:: Provided data ::

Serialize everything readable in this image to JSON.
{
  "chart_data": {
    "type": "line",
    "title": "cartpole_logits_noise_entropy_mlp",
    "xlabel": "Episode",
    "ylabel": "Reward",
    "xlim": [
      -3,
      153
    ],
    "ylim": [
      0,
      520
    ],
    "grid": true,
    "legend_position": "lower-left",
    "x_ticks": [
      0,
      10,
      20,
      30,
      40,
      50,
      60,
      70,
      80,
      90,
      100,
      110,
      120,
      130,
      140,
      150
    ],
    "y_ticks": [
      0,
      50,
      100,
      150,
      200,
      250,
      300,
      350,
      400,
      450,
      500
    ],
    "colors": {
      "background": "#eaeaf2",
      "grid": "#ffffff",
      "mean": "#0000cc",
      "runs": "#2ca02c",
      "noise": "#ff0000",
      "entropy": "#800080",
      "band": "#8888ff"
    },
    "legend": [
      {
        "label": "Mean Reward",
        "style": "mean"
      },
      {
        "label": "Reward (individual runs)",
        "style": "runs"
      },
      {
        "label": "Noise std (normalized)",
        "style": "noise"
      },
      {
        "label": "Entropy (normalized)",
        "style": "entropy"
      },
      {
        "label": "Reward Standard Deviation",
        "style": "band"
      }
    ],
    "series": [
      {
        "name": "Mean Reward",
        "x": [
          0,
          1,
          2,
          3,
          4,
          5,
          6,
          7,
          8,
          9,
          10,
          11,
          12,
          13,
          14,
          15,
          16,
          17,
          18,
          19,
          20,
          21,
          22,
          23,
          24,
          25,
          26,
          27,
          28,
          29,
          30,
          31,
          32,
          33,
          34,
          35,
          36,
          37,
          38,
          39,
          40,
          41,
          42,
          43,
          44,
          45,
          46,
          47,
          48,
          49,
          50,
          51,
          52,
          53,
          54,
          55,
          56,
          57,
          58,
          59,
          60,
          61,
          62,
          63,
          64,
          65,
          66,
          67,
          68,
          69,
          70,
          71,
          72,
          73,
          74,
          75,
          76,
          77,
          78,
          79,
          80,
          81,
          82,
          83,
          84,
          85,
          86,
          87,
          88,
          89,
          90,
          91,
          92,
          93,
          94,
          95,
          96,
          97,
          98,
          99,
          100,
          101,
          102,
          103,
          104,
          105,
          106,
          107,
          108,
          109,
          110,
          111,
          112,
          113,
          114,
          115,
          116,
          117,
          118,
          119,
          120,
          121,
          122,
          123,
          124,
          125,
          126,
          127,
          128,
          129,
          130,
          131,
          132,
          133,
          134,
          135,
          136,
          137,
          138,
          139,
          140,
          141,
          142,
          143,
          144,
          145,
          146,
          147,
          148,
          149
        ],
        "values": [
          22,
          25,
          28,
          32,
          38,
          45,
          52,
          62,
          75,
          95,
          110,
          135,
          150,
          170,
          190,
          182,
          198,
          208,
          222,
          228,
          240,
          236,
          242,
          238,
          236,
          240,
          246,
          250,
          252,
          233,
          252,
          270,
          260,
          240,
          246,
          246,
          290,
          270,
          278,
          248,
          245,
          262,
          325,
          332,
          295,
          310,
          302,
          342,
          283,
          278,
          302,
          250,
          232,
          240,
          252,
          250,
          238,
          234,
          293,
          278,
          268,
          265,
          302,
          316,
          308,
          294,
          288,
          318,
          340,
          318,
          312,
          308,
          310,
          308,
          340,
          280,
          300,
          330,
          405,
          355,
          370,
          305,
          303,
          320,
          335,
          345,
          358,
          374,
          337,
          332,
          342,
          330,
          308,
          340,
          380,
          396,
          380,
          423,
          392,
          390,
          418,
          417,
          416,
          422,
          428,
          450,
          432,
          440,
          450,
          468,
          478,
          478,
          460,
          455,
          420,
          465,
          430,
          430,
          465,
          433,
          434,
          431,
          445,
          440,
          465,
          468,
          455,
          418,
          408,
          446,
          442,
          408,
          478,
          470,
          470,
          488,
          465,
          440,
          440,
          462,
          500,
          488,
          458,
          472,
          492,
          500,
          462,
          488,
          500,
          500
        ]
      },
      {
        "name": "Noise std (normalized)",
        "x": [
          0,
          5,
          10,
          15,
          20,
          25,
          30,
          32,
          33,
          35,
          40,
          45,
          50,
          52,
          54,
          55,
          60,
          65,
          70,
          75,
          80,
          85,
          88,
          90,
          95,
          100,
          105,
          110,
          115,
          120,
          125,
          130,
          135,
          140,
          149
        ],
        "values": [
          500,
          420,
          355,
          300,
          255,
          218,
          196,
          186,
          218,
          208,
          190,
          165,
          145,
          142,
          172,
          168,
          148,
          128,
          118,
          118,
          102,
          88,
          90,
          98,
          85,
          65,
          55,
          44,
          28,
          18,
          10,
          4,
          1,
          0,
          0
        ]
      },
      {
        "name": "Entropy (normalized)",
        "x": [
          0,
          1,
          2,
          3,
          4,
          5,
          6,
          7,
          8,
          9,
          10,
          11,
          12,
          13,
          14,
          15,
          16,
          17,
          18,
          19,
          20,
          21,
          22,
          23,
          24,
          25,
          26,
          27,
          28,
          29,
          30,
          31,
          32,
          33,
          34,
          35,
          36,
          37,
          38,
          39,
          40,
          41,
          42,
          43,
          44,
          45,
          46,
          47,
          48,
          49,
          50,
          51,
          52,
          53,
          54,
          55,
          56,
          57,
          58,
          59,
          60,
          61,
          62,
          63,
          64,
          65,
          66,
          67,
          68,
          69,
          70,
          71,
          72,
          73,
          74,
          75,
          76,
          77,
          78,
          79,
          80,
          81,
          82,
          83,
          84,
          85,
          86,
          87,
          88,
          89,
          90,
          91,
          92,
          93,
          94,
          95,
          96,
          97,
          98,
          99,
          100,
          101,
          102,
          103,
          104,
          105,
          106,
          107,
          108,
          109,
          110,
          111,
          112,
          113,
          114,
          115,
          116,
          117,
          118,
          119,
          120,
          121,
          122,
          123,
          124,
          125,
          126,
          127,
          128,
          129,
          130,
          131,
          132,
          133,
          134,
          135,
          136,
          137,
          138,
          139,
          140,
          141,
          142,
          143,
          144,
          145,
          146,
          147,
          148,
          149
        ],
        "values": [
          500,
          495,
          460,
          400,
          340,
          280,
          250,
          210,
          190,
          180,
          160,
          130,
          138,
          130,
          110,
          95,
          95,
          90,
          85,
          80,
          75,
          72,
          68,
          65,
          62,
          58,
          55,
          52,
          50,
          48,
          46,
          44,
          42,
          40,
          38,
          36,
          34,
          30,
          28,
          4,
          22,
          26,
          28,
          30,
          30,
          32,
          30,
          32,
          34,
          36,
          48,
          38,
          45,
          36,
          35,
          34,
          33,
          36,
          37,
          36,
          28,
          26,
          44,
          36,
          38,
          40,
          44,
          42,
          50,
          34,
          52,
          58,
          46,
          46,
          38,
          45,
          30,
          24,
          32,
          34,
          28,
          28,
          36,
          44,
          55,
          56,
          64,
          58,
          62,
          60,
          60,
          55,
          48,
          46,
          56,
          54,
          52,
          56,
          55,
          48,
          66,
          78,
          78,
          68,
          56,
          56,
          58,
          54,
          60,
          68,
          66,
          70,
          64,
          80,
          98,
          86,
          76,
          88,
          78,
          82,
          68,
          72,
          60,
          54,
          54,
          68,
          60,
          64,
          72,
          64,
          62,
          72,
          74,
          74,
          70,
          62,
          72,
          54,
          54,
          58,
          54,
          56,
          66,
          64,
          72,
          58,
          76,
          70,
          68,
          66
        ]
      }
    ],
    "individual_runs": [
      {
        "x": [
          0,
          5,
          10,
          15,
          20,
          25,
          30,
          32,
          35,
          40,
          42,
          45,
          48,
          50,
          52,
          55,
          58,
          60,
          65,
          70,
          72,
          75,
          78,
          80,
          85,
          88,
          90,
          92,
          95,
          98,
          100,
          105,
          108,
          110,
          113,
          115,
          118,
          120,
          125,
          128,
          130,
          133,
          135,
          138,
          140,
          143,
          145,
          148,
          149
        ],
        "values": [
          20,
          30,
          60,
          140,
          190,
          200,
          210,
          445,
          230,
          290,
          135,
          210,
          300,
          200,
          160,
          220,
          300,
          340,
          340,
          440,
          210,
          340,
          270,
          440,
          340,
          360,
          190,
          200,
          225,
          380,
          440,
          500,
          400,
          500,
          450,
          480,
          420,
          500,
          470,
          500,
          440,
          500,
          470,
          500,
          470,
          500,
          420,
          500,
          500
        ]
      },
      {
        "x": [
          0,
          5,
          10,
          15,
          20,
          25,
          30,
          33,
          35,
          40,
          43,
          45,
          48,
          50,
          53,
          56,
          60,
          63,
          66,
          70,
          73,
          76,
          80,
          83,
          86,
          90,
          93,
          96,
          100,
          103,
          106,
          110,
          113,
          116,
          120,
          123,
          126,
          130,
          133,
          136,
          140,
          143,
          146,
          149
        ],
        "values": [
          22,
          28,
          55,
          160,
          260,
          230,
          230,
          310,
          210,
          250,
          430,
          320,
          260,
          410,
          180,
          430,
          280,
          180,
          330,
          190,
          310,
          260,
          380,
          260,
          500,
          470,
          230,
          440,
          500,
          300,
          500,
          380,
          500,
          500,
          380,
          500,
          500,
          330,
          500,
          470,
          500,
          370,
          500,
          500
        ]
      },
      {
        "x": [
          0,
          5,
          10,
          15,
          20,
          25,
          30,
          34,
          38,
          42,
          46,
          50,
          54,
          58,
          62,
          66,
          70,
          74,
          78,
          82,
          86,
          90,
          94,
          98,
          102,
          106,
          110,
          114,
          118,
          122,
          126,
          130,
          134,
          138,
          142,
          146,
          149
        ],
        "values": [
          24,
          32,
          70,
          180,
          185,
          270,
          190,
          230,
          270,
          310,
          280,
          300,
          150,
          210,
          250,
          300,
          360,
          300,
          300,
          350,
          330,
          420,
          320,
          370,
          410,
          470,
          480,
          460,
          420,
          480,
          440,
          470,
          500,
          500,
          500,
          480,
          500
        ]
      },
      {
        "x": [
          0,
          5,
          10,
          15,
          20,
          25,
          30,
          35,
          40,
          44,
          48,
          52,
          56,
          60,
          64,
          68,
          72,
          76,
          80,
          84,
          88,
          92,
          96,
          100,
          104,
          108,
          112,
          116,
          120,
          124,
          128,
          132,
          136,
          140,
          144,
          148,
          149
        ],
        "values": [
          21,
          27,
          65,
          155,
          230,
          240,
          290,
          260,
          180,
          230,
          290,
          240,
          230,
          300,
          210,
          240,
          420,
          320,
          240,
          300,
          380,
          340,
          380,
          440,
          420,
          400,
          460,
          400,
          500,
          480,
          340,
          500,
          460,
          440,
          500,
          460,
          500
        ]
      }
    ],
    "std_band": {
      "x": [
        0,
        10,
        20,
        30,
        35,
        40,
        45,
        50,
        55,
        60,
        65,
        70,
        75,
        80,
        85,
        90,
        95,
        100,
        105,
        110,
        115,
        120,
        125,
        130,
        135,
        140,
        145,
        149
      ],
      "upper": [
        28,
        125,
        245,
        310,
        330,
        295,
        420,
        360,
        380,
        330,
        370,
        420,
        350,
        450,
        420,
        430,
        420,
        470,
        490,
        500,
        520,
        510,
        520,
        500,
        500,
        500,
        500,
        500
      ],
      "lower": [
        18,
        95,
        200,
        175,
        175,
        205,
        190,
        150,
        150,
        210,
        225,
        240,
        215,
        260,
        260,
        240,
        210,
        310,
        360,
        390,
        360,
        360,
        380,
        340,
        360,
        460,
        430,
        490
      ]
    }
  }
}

:::
:: Provided data ::

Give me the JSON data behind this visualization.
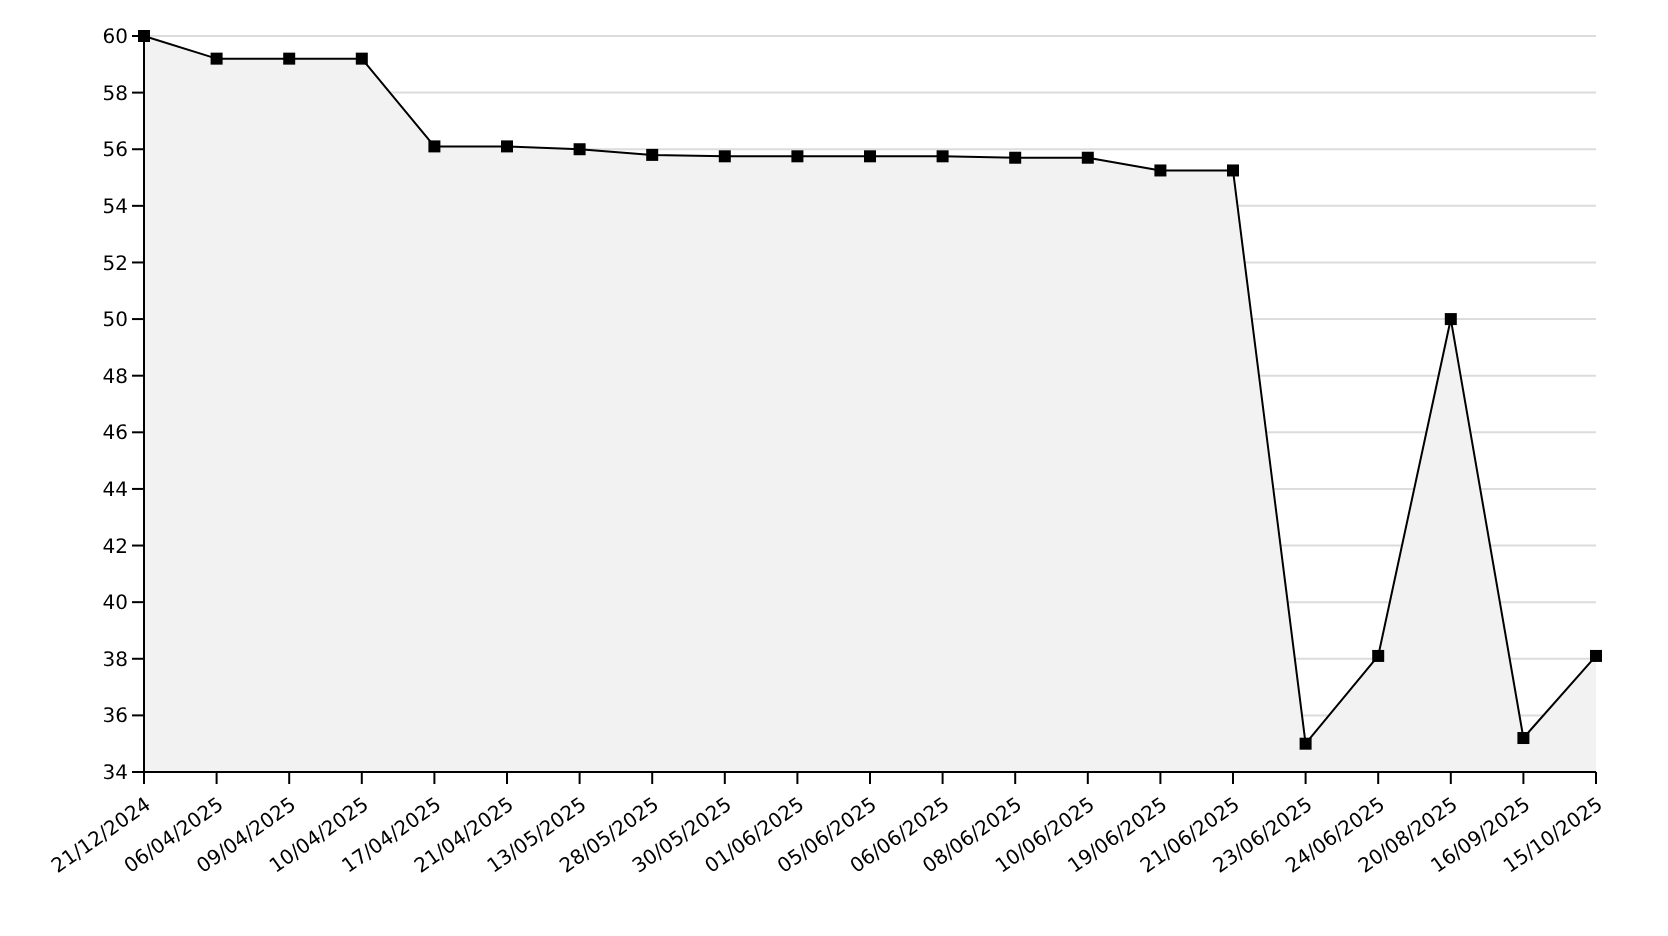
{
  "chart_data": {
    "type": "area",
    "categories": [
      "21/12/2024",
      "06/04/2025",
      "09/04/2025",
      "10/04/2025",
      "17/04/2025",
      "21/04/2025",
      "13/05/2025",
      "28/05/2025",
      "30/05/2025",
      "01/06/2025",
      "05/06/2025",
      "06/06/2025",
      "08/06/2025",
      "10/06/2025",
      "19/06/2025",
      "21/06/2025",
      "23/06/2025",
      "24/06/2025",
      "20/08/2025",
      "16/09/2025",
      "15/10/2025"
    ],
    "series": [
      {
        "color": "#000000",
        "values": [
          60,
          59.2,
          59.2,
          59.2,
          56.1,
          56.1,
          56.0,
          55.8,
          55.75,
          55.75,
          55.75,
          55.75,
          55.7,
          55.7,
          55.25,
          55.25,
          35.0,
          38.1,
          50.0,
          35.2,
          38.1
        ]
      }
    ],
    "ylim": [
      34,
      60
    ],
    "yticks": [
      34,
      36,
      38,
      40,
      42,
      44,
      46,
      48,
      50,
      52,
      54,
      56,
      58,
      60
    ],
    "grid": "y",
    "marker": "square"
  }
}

:::

§ Work to complete:
Only lines with "normalized" are wanted here; list each of them.

§ Worked answer:
        "label": "Noise std (normalized)",
        "label": "Entropy (normalized)",
        "name": "Noise std (normalized)",
        "name": "Entropy (normalized)",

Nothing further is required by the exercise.